Give every line of the data again, unchanged, but with no pictures.

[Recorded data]
<<<<

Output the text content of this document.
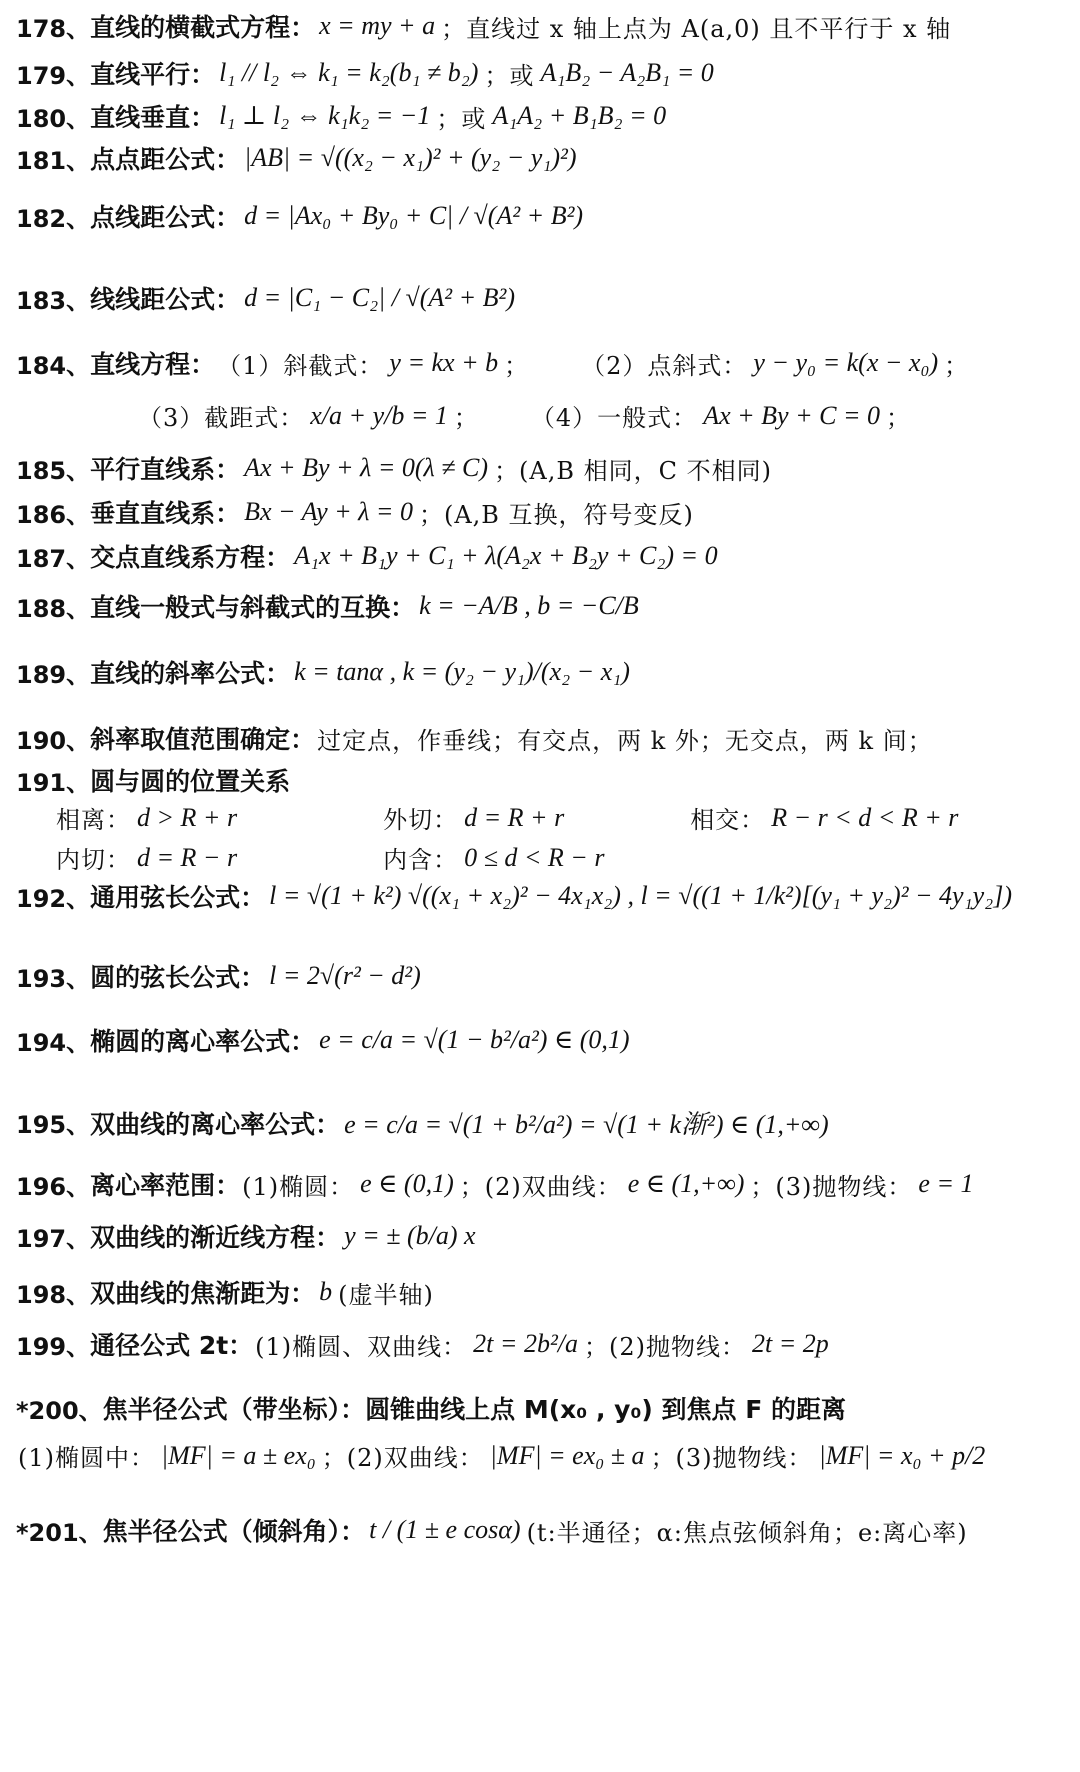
178、 直线的横截式方程： x = my + a ；直线过 x 轴上点为 A(a,0) 且不平行于 x 轴
179、 直线平行： l₁ // l₂ ⇔ k₁ = k₂(b₁ ≠ b₂) ；或 A₁B₂ − A₂B₁ = 0
180、 直线垂直： l₁ ⊥ l₂ ⇔ k₁k₂ = −1 ；或 A₁A₂ + B₁B₂ = 0
181、 点点距公式： |AB| = √((x₂ − x₁)² + (y₂ − y₁)²)
182、 点线距公式： d = |Ax₀ + By₀ + C| / √(A² + B²)
183、 线线距公式： d = |C₁ − C₂| / √(A² + B²)
184、 直线方程： （1）斜截式： y = kx + b ； （2）点斜式： y − y₀ = k(x − x₀) ；
（3）截距式： x/a + y/b = 1 ； （4）一般式： Ax + By + C = 0 ；
185、 平行直线系： Ax + By + λ = 0(λ ≠ C) ；(A,B 相同，C 不相同)
186、 垂直直线系： Bx − Ay + λ = 0 ；(A,B 互换，符号变反)
187、 交点直线系方程： A₁x + B₁y + C₁ + λ(A₂x + B₂y + C₂) = 0
188、 直线一般式与斜截式的互换： k = −A/B , b = −C/B
189、 直线的斜率公式： k = tanα , k = (y₂ − y₁)/(x₂ − x₁)
190、 斜率取值范围确定： 过定点，作垂线；有交点，两 k 外；无交点，两 k 间；
191、 圆与圆的位置关系
相离： d > R + r	外切： d = R + r	相交： R − r < d < R + r
内切： d = R − r	内含： 0 ≤ d < R − r
192、 通用弦长公式： l = √(1 + k²) √((x₁ + x₂)² − 4x₁x₂) , l = √((1 + 1/k²)[(y₁ + y₂)² − 4y₁y₂])
193、 圆的弦长公式： l = 2√(r² − d²)
194、 椭圆的离心率公式： e = c/a = √(1 − b²/a²) ∈ (0,1)
195、 双曲线的离心率公式： e = c/a = √(1 + b²/a²) = √(1 + k渐²) ∈ (1,+∞)
196、 离心率范围： (1)椭圆： e ∈ (0,1) ；(2)双曲线： e ∈ (1,+∞) ；(3)抛物线： e = 1
197、 双曲线的渐近线方程： y = ± (b/a) x
198、 双曲线的焦渐距为： b (虚半轴)
199、 通径公式 2t： (1)椭圆、双曲线： 2t = 2b²/a ；(2)抛物线： 2t = 2p
*200、 焦半径公式（带坐标）：圆锥曲线上点 M(x₀ , y₀) 到焦点 F 的距离
(1)椭圆中： |MF| = a ± ex₀ ；(2)双曲线： |MF| = ex₀ ± a ；(3)抛物线： |MF| = x₀ + p/2
*201、 焦半径公式（倾斜角）： t / (1 ± e cosα) (t:半通径；α:焦点弦倾斜角；e:离心率)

>>>>

### COMPLETE RESPONSE:
Output the text content of this document.
178、 直线的横截式方程： x = my + a ；直线过 x 轴上点为 A(a,0) 且不平行于 x 轴
179、 直线平行： l₁ // l₂ ⇔ k₁ = k₂(b₁ ≠ b₂) ；或 A₁B₂ − A₂B₁ = 0
180、 直线垂直： l₁ ⊥ l₂ ⇔ k₁k₂ = −1 ；或 A₁A₂ + B₁B₂ = 0
181、 点点距公式： |AB| = √((x₂ − x₁)² + (y₂ − y₁)²)
182、 点线距公式： d = |Ax₀ + By₀ + C| / √(A² + B²)
183、 线线距公式： d = |C₁ − C₂| / √(A² + B²)
184、 直线方程： （1）斜截式： y = kx + b ； （2）点斜式： y − y₀ = k(x − x₀) ；
（3）截距式： x/a + y/b = 1 ； （4）一般式： Ax + By + C = 0 ；
185、 平行直线系： Ax + By + λ = 0(λ ≠ C) ；(A,B 相同，C 不相同)
186、 垂直直线系： Bx − Ay + λ = 0 ；(A,B 互换，符号变反)
187、 交点直线系方程： A₁x + B₁y + C₁ + λ(A₂x + B₂y + C₂) = 0
188、 直线一般式与斜截式的互换： k = −A/B , b = −C/B
189、 直线的斜率公式： k = tanα , k = (y₂ − y₁)/(x₂ − x₁)
190、 斜率取值范围确定： 过定点，作垂线；有交点，两 k 外；无交点，两 k 间；
191、 圆与圆的位置关系
相离： d > R + r	外切： d = R + r	相交： R − r < d < R + r
内切： d = R − r	内含： 0 ≤ d < R − r
192、 通用弦长公式： l = √(1 + k²) √((x₁ + x₂)² − 4x₁x₂) , l = √((1 + 1/k²)[(y₁ + y₂)² − 4y₁y₂])
193、 圆的弦长公式： l = 2√(r² − d²)
194、 椭圆的离心率公式： e = c/a = √(1 − b²/a²) ∈ (0,1)
195、 双曲线的离心率公式： e = c/a = √(1 + b²/a²) = √(1 + k渐²) ∈ (1,+∞)
196、 离心率范围： (1)椭圆： e ∈ (0,1) ；(2)双曲线： e ∈ (1,+∞) ；(3)抛物线： e = 1
197、 双曲线的渐近线方程： y = ± (b/a) x
198、 双曲线的焦渐距为： b (虚半轴)
199、 通径公式 2t： (1)椭圆、双曲线： 2t = 2b²/a ；(2)抛物线： 2t = 2p
*200、 焦半径公式（带坐标）：圆锥曲线上点 M(x₀ , y₀) 到焦点 F 的距离
(1)椭圆中： |MF| = a ± ex₀ ；(2)双曲线： |MF| = ex₀ ± a ；(3)抛物线： |MF| = x₀ + p/2
*201、 焦半径公式（倾斜角）： t / (1 ± e cosα) (t:半通径；α:焦点弦倾斜角；e:离心率)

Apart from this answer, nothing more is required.